- _GIVEN EXERCISE_
Copy every entry below line for line, leaving out the pictures.

(Box annotation data)
+===+

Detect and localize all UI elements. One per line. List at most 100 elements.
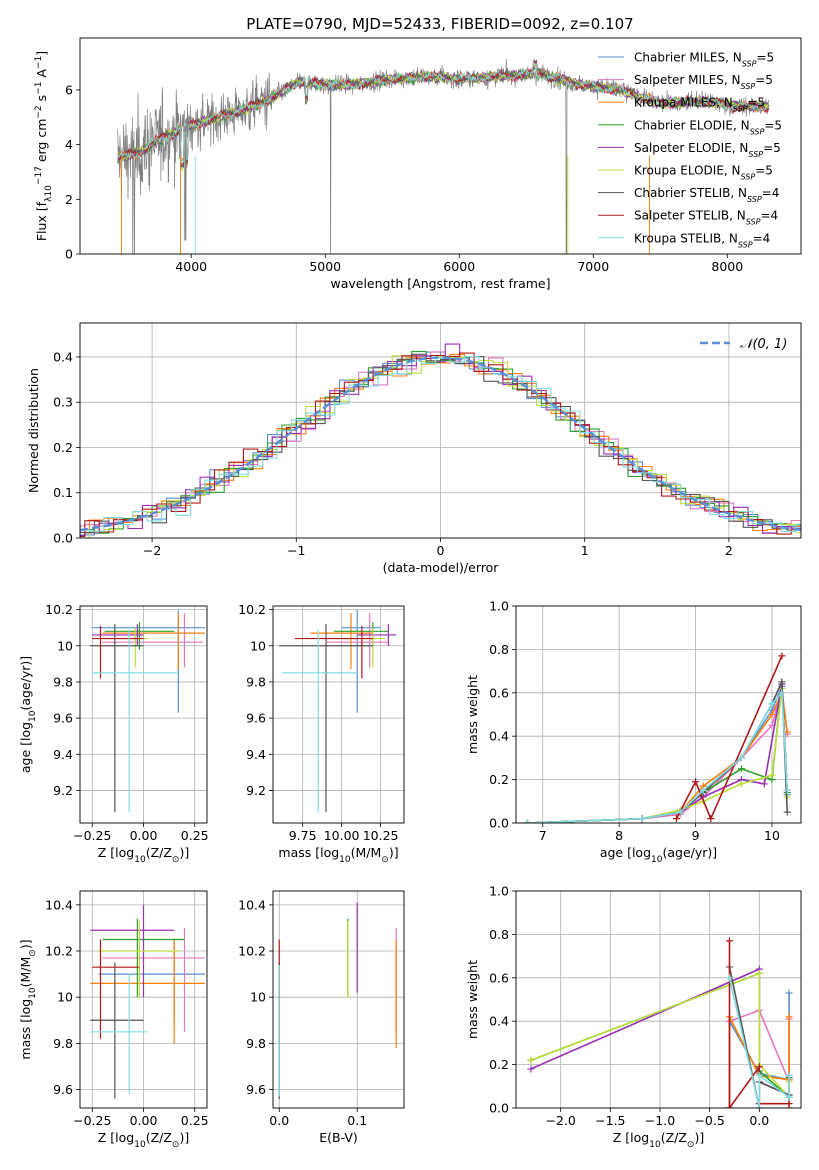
y-tick-label: 1.0 xyxy=(489,599,509,614)
error-bar-point xyxy=(102,613,205,670)
legend-item: Chabrier STELIB, NSSP=4 xyxy=(598,186,779,204)
weight-series xyxy=(672,652,786,823)
x-tick-label: 0.0 xyxy=(269,1113,289,1128)
legend-ssp-sub: SSP xyxy=(748,149,763,158)
label-part: mass [log xyxy=(278,845,339,860)
legend-series-name: Chabrier MILES xyxy=(634,51,725,65)
weight-marker xyxy=(768,711,776,718)
legend-n-value: =4 xyxy=(762,186,780,200)
y-tick-label: 0.1 xyxy=(53,485,73,500)
weight-marker xyxy=(785,1071,793,1079)
y-tick-label: 0.0 xyxy=(53,531,73,546)
weight-marker xyxy=(699,786,707,794)
y-tick-label: 0.6 xyxy=(489,970,509,985)
label-part: s xyxy=(34,95,49,106)
legend-n-prefix: , N xyxy=(730,186,747,200)
label-part: −17 xyxy=(34,166,44,185)
label-part: −2 xyxy=(34,105,44,118)
legend-label: Chabrier MILES, NSSP=5 xyxy=(634,51,774,69)
legend-item: Kroupa MILES, NSSP=5 xyxy=(598,96,765,113)
weight-marker xyxy=(755,1104,763,1108)
label-part: (Z/Z xyxy=(146,1130,172,1145)
figure-title: PLATE=0790, MJD=52433, FIBERID=0092, z=0… xyxy=(246,15,633,33)
axes-frame xyxy=(272,605,405,824)
x-tick-label: 5000 xyxy=(309,259,341,274)
x-axis-label: (data-model)/error xyxy=(383,560,500,575)
weight-marker xyxy=(785,1013,793,1021)
x-tick-label: 7000 xyxy=(577,259,609,274)
legend-label: Salpeter MILES, NSSP=5 xyxy=(634,73,773,91)
weight-line xyxy=(527,683,788,823)
error-bar-point xyxy=(102,613,203,668)
error-bar-point xyxy=(92,609,205,713)
weight-marker xyxy=(707,815,715,823)
label-part: ] xyxy=(34,51,49,56)
label-part: 10 xyxy=(339,855,351,865)
x-tick-label: 9 xyxy=(692,828,700,843)
y-tick-label: 10.2 xyxy=(238,602,266,617)
legend-ssp-sub: SSP xyxy=(750,127,765,136)
label-part: A xyxy=(34,69,49,82)
label-part: ⊙ xyxy=(172,855,180,865)
error-bar-point xyxy=(326,613,389,668)
y-tick-label: 4 xyxy=(65,137,73,152)
weight-series xyxy=(523,689,791,823)
label-part: 10 xyxy=(649,1140,661,1150)
weight-line xyxy=(527,690,788,823)
x-tick-label: 2 xyxy=(725,543,733,558)
weight-marker xyxy=(783,808,791,816)
label-part: 10 xyxy=(134,1140,146,1150)
legend-item: Salpeter ELODIE, NSSP=5 xyxy=(598,141,781,159)
y-tick-label: 9.6 xyxy=(246,711,266,726)
y-tick-label: 10.4 xyxy=(238,897,266,912)
weight-marker xyxy=(523,819,531,823)
legend-n-prefix: , N xyxy=(725,51,742,65)
error-bar-point xyxy=(90,624,144,813)
axes-frame xyxy=(272,890,405,1109)
y-tick-label: 9.8 xyxy=(246,1036,266,1051)
plot-area xyxy=(90,609,205,813)
y-tick-label: 0.2 xyxy=(489,772,509,787)
x-axis-label: E(B-V) xyxy=(319,1130,358,1145)
error-bar-point xyxy=(92,939,140,1039)
label-part: Z [log xyxy=(98,1130,134,1145)
error-bar-point xyxy=(92,629,179,813)
label-part: )] xyxy=(179,1130,189,1145)
error-bar-point xyxy=(90,939,205,1044)
legend-series-name: Chabrier STELIB xyxy=(634,186,730,200)
x-axis-label: Z [log10(Z/Z⊙)] xyxy=(98,1130,189,1150)
y-tick-label: 9.2 xyxy=(246,783,266,798)
legend-label: Salpeter ELODIE, NSSP=5 xyxy=(634,141,781,159)
legend-n-prefix: , N xyxy=(724,164,741,178)
x-tick-label: 8000 xyxy=(711,259,743,274)
weight-marker xyxy=(692,778,700,786)
legend-n-prefix: , N xyxy=(716,96,733,110)
legend-ssp-sub: SSP xyxy=(746,217,761,226)
axes-mass_vs_ebv: 0.0 0.1 9.6 9.8 10 10.2 10.4 E(B-V) xyxy=(238,890,405,1145)
label-part: 10 xyxy=(44,185,54,197)
legend-n-prefix: , N xyxy=(732,141,749,155)
y-tick-label: 9.4 xyxy=(246,747,266,762)
label-part: ⊙ xyxy=(381,855,389,865)
x-tick-label: 10.00 xyxy=(324,828,360,843)
legend-n-value: =5 xyxy=(755,73,773,87)
weight-series xyxy=(523,689,791,823)
label-part: 10 xyxy=(28,987,38,999)
weight-marker xyxy=(737,780,745,788)
x-tick-label: 8 xyxy=(615,828,623,843)
weight-series xyxy=(726,974,793,1108)
label-part: Z [log xyxy=(613,1130,649,1145)
weight-marker xyxy=(778,689,786,697)
x-tick-label: 0.25 xyxy=(181,1113,209,1128)
legend-n-value: =4 xyxy=(753,231,771,245)
weight-marker xyxy=(785,989,793,997)
label-part: Flux [f xyxy=(34,201,49,241)
x-tick-label: 0 xyxy=(437,543,445,558)
label-part: (Z/Z xyxy=(146,845,172,860)
error-bar-point xyxy=(90,962,144,1099)
weight-marker xyxy=(676,808,684,816)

+===+

- _TASK RESULT_
Detect and localize all UI elements. One per line. List at most 100 elements.
y-tick-label: 1.0 xyxy=(489,599,509,614)
error-bar-point xyxy=(102,613,205,670)
legend-item: Chabrier STELIB, NSSP=4 xyxy=(598,186,779,204)
weight-series xyxy=(672,652,786,823)
x-tick-label: 0.0 xyxy=(269,1113,289,1128)
legend-ssp-sub: SSP xyxy=(748,149,763,158)
label-part: mass [log xyxy=(278,845,339,860)
legend-series-name: Chabrier MILES xyxy=(634,51,725,65)
weight-marker xyxy=(768,711,776,718)
legend-n-value: =4 xyxy=(762,186,780,200)
y-tick-label: 0.1 xyxy=(53,485,73,500)
weight-marker xyxy=(785,1071,793,1079)
y-tick-label: 0.0 xyxy=(53,531,73,546)
weight-marker xyxy=(699,786,707,794)
y-tick-label: 0.6 xyxy=(489,970,509,985)
label-part: s xyxy=(34,95,49,106)
legend-n-prefix: , N xyxy=(730,186,747,200)
label-part: −17 xyxy=(34,166,44,185)
label-part: −2 xyxy=(34,105,44,118)
legend-label: Chabrier MILES, NSSP=5 xyxy=(634,51,774,69)
legend-item: Kroupa MILES, NSSP=5 xyxy=(598,96,765,113)
weight-marker xyxy=(755,1104,763,1108)
label-part: (Z/Z xyxy=(146,1130,172,1145)
figure-title: PLATE=0790, MJD=52433, FIBERID=0092, z=0… xyxy=(246,15,633,33)
axes-frame xyxy=(272,605,405,824)
x-tick-label: 5000 xyxy=(309,259,341,274)
x-axis-label: (data-model)/error xyxy=(383,560,500,575)
weight-marker xyxy=(785,1013,793,1021)
x-tick-label: 7000 xyxy=(577,259,609,274)
legend-label: Salpeter MILES, NSSP=5 xyxy=(634,73,773,91)
weight-line xyxy=(527,683,788,823)
error-bar-point xyxy=(102,613,203,668)
error-bar-point xyxy=(92,609,205,713)
weight-marker xyxy=(707,815,715,823)
label-part: ] xyxy=(34,51,49,56)
label-part: 10 xyxy=(339,855,351,865)
x-tick-label: 9 xyxy=(692,828,700,843)
y-tick-label: 10.2 xyxy=(238,602,266,617)
legend-ssp-sub: SSP xyxy=(750,127,765,136)
label-part: A xyxy=(34,69,49,82)
label-part: ⊙ xyxy=(172,855,180,865)
error-bar-point xyxy=(326,613,389,668)
y-tick-label: 4 xyxy=(65,137,73,152)
weight-series xyxy=(523,689,791,823)
label-part: 10 xyxy=(649,1140,661,1150)
weight-line xyxy=(527,690,788,823)
x-tick-label: 2 xyxy=(725,543,733,558)
weight-marker xyxy=(783,808,791,816)
label-part: 10 xyxy=(134,1140,146,1150)
legend-item: Salpeter ELODIE, NSSP=5 xyxy=(598,141,781,159)
y-tick-label: 9.6 xyxy=(246,711,266,726)
y-tick-label: 10.4 xyxy=(238,897,266,912)
weight-marker xyxy=(523,819,531,823)
legend-n-prefix: , N xyxy=(725,51,742,65)
error-bar-point xyxy=(90,624,144,813)
axes-frame xyxy=(272,890,405,1109)
y-tick-label: 9.8 xyxy=(246,1036,266,1051)
plot-area xyxy=(90,609,205,813)
y-tick-label: 0.2 xyxy=(489,772,509,787)
x-axis-label: E(B-V) xyxy=(319,1130,358,1145)
error-bar-point xyxy=(92,939,140,1039)
label-part: Z [log xyxy=(98,1130,134,1145)
error-bar-point xyxy=(92,629,179,813)
label-part: )] xyxy=(179,1130,189,1145)
error-bar-point xyxy=(90,939,205,1044)
legend-series-name: Chabrier STELIB xyxy=(634,186,730,200)
x-axis-label: Z [log10(Z/Z⊙)] xyxy=(98,1130,189,1150)
y-tick-label: 9.2 xyxy=(246,783,266,798)
legend-label: Salpeter ELODIE, NSSP=5 xyxy=(634,141,781,159)
legend-n-prefix: , N xyxy=(724,164,741,178)
x-tick-label: 8000 xyxy=(711,259,743,274)
weight-marker xyxy=(692,778,700,786)
legend-n-prefix: , N xyxy=(716,96,733,110)
legend-ssp-sub: SSP xyxy=(746,217,761,226)
axes-mass_vs_ebv: 0.0 0.1 9.6 9.8 10 10.2 10.4 E(B-V) xyxy=(238,890,405,1145)
label-part: 10 xyxy=(44,185,54,197)
legend-n-prefix: , N xyxy=(732,141,749,155)
y-tick-label: 9.4 xyxy=(246,747,266,762)
label-part: ⊙ xyxy=(381,855,389,865)
x-tick-label: 10.00 xyxy=(324,828,360,843)
legend-n-value: =5 xyxy=(755,73,773,87)
weight-series xyxy=(523,689,791,823)
label-part: 10 xyxy=(28,987,38,999)
weight-marker xyxy=(737,780,745,788)
x-tick-label: 8 xyxy=(615,828,623,843)
weight-series xyxy=(726,974,793,1108)
label-part: Z [log xyxy=(613,1130,649,1145)
weight-marker xyxy=(778,689,786,697)
x-tick-label: 0.25 xyxy=(181,1113,209,1128)
legend-n-value: =4 xyxy=(753,231,771,245)
weight-marker xyxy=(785,989,793,997)
label-part: Flux [f xyxy=(34,201,49,241)
x-tick-label: 0 xyxy=(437,543,445,558)
label-part: (Z/Z xyxy=(146,845,172,860)
error-bar-point xyxy=(90,962,144,1099)
weight-marker xyxy=(676,808,684,816)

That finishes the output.